• [Requirement] Word for word, give the material below again, minus any images.
────
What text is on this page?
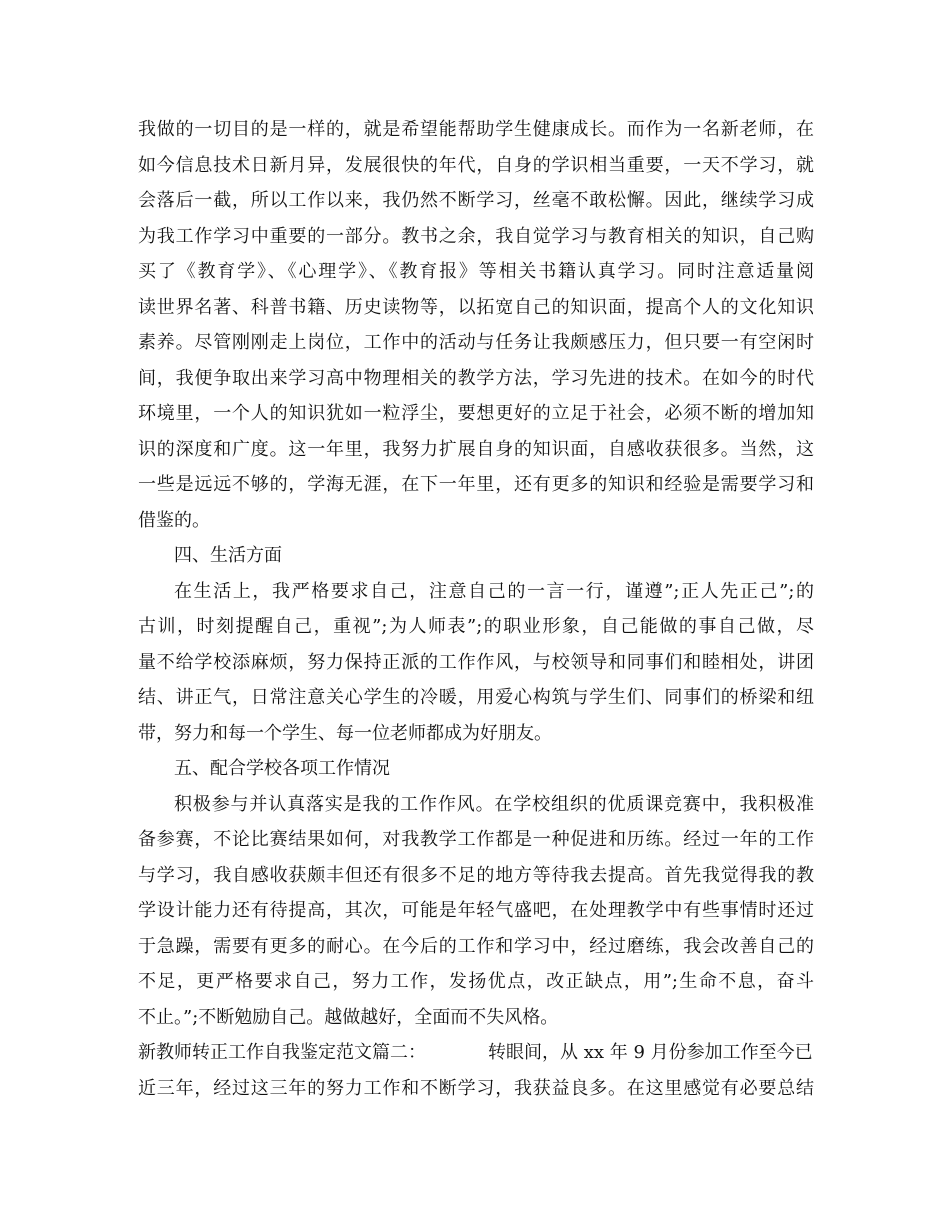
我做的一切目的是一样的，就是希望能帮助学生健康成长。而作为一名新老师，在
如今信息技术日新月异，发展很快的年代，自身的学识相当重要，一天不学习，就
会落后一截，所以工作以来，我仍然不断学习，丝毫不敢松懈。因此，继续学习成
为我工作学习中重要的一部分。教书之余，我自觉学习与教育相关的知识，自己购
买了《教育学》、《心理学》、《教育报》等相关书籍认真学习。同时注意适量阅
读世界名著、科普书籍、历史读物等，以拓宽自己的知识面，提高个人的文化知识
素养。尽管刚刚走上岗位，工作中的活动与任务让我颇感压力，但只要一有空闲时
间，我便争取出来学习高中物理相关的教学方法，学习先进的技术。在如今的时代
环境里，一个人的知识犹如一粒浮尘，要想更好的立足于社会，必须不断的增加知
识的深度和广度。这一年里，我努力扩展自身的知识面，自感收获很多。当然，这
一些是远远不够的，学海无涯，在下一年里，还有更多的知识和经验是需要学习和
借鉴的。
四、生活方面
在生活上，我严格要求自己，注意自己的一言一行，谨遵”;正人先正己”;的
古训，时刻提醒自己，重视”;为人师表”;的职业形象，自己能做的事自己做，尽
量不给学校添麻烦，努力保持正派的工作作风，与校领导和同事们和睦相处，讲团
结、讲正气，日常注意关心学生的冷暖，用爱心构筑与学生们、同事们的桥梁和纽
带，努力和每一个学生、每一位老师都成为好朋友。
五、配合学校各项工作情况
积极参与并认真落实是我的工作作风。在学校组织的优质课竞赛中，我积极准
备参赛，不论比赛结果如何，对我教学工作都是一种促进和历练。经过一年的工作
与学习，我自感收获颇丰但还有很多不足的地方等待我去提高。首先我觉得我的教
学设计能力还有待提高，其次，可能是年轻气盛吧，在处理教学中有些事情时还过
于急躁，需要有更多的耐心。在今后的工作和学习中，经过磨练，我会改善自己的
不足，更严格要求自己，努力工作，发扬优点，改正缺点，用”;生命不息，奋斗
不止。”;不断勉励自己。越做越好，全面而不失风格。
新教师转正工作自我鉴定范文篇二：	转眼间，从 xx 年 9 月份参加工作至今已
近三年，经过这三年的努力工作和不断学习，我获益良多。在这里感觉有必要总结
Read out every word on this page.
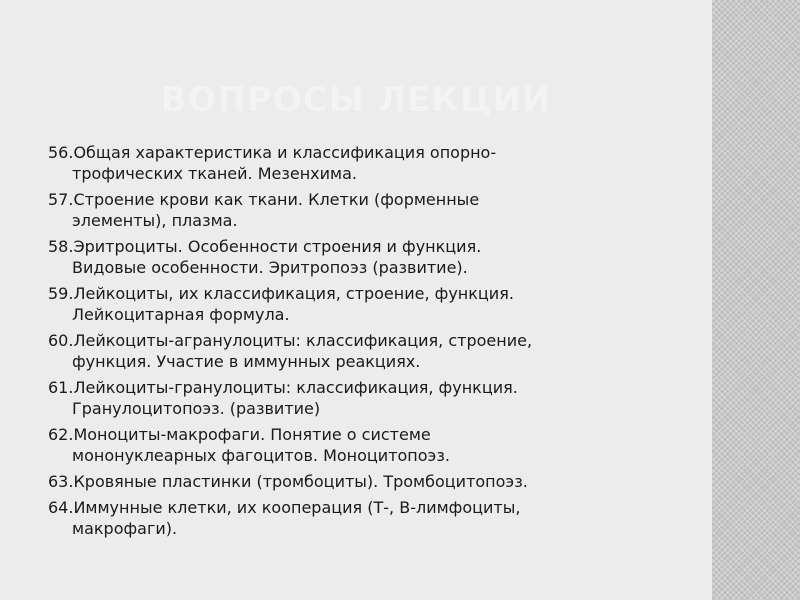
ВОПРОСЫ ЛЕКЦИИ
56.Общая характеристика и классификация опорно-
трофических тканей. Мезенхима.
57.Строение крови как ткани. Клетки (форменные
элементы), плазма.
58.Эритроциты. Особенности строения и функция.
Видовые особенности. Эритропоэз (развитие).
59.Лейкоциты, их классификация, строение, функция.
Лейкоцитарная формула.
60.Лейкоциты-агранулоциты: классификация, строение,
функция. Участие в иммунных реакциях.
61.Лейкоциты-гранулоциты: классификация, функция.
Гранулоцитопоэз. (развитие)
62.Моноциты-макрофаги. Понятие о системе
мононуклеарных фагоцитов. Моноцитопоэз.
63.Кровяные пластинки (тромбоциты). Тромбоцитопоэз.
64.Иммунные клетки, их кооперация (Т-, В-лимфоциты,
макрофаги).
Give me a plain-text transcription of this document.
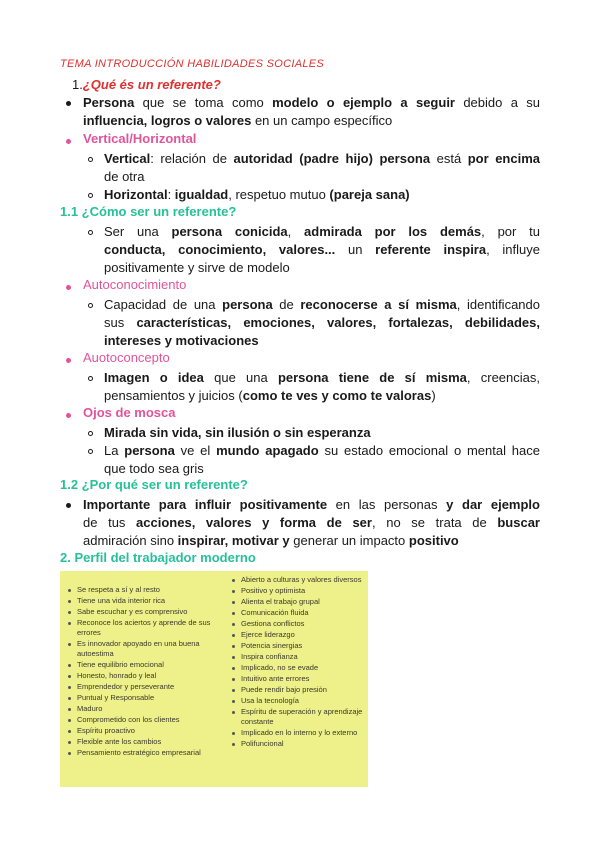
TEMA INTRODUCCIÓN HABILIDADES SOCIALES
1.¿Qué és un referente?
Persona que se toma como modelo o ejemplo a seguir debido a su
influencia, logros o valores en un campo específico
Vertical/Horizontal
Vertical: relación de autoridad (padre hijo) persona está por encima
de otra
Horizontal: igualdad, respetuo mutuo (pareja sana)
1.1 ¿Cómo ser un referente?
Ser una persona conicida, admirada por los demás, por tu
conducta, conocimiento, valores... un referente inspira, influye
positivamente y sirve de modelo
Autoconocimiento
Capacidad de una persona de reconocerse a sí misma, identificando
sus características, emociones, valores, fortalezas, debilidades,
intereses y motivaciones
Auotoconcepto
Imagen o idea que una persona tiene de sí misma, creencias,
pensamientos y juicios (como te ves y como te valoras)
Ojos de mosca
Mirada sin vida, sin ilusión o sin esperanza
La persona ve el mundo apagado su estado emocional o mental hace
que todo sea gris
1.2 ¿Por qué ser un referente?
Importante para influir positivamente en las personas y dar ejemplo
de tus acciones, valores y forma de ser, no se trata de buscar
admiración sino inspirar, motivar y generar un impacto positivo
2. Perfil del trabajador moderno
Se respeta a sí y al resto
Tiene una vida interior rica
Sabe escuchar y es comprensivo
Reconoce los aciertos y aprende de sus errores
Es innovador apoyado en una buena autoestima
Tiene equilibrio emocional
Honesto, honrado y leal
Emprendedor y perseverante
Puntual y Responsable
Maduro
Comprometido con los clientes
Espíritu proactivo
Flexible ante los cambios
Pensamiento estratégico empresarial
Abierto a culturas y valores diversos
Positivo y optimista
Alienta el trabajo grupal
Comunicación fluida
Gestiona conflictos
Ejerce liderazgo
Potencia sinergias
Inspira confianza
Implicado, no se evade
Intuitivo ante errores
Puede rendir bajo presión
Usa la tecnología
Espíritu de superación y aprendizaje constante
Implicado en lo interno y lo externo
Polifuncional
────
• [Task answer]
What text is on this page?
我做的一切目的是一样的，就是希望能帮助学生健康成长。而作为一名新老师，在
如今信息技术日新月异，发展很快的年代，自身的学识相当重要，一天不学习，就
会落后一截，所以工作以来，我仍然不断学习，丝毫不敢松懈。因此，继续学习成
为我工作学习中重要的一部分。教书之余，我自觉学习与教育相关的知识，自己购
买了《教育学》、《心理学》、《教育报》等相关书籍认真学习。同时注意适量阅
读世界名著、科普书籍、历史读物等，以拓宽自己的知识面，提高个人的文化知识
素养。尽管刚刚走上岗位，工作中的活动与任务让我颇感压力，但只要一有空闲时
间，我便争取出来学习高中物理相关的教学方法，学习先进的技术。在如今的时代
环境里，一个人的知识犹如一粒浮尘，要想更好的立足于社会，必须不断的增加知
识的深度和广度。这一年里，我努力扩展自身的知识面，自感收获很多。当然，这
一些是远远不够的，学海无涯，在下一年里，还有更多的知识和经验是需要学习和
借鉴的。
四、生活方面
在生活上，我严格要求自己，注意自己的一言一行，谨遵”;正人先正己”;的
古训，时刻提醒自己，重视”;为人师表”;的职业形象，自己能做的事自己做，尽
量不给学校添麻烦，努力保持正派的工作作风，与校领导和同事们和睦相处，讲团
结、讲正气，日常注意关心学生的冷暖，用爱心构筑与学生们、同事们的桥梁和纽
带，努力和每一个学生、每一位老师都成为好朋友。
五、配合学校各项工作情况
积极参与并认真落实是我的工作作风。在学校组织的优质课竞赛中，我积极准
备参赛，不论比赛结果如何，对我教学工作都是一种促进和历练。经过一年的工作
与学习，我自感收获颇丰但还有很多不足的地方等待我去提高。首先我觉得我的教
学设计能力还有待提高，其次，可能是年轻气盛吧，在处理教学中有些事情时还过
于急躁，需要有更多的耐心。在今后的工作和学习中，经过磨练，我会改善自己的
不足，更严格要求自己，努力工作，发扬优点，改正缺点，用”;生命不息，奋斗
不止。”;不断勉励自己。越做越好，全面而不失风格。
新教师转正工作自我鉴定范文篇二：	转眼间，从 xx 年 9 月份参加工作至今已
近三年，经过这三年的努力工作和不断学习，我获益良多。在这里感觉有必要总结
Read out every word on this page.
ВОПРОСЫ ЛЕКЦИИ
56.Общая характеристика и классификация опорно-
трофических тканей. Мезенхима.
57.Строение крови как ткани. Клетки (форменные
элементы), плазма.
58.Эритроциты. Особенности строения и функция.
Видовые особенности. Эритропоэз (развитие).
59.Лейкоциты, их классификация, строение, функция.
Лейкоцитарная формула.
60.Лейкоциты-агранулоциты: классификация, строение,
функция. Участие в иммунных реакциях.
61.Лейкоциты-гранулоциты: классификация, функция.
Гранулоцитопоэз. (развитие)
62.Моноциты-макрофаги. Понятие о системе
мононуклеарных фагоцитов. Моноцитопоэз.
63.Кровяные пластинки (тромбоциты). Тромбоцитопоэз.
64.Иммунные клетки, их кооперация (Т-, В-лимфоциты,
макрофаги).
Give me a plain-text transcription of this document.
TEMA INTRODUCCIÓN HABILIDADES SOCIALES
1.¿Qué és un referente?
Persona que se toma como modelo o ejemplo a seguir debido a su
influencia, logros o valores en un campo específico
Vertical/Horizontal
Vertical: relación de autoridad (padre hijo) persona está por encima
de otra
Horizontal: igualdad, respetuo mutuo (pareja sana)
1.1 ¿Cómo ser un referente?
Ser una persona conicida, admirada por los demás, por tu
conducta, conocimiento, valores... un referente inspira, influye
positivamente y sirve de modelo
Autoconocimiento
Capacidad de una persona de reconocerse a sí misma, identificando
sus características, emociones, valores, fortalezas, debilidades,
intereses y motivaciones
Auotoconcepto
Imagen o idea que una persona tiene de sí misma, creencias,
pensamientos y juicios (como te ves y como te valoras)
Ojos de mosca
Mirada sin vida, sin ilusión o sin esperanza
La persona ve el mundo apagado su estado emocional o mental hace
que todo sea gris
1.2 ¿Por qué ser un referente?
Importante para influir positivamente en las personas y dar ejemplo
de tus acciones, valores y forma de ser, no se trata de buscar
admiración sino inspirar, motivar y generar un impacto positivo
2. Perfil del trabajador moderno
Se respeta a sí y al resto
Tiene una vida interior rica
Sabe escuchar y es comprensivo
Reconoce los aciertos y aprende de sus errores
Es innovador apoyado en una buena autoestima
Tiene equilibrio emocional
Honesto, honrado y leal
Emprendedor y perseverante
Puntual y Responsable
Maduro
Comprometido con los clientes
Espíritu proactivo
Flexible ante los cambios
Pensamiento estratégico empresarial
Abierto a culturas y valores diversos
Positivo y optimista
Alienta el trabajo grupal
Comunicación fluida
Gestiona conflictos
Ejerce liderazgo
Potencia sinergias
Inspira confianza
Implicado, no se evade
Intuitivo ante errores
Puede rendir bajo presión
Usa la tecnología
Espíritu de superación y aprendizaje constante
Implicado en lo interno y lo externo
Polifuncional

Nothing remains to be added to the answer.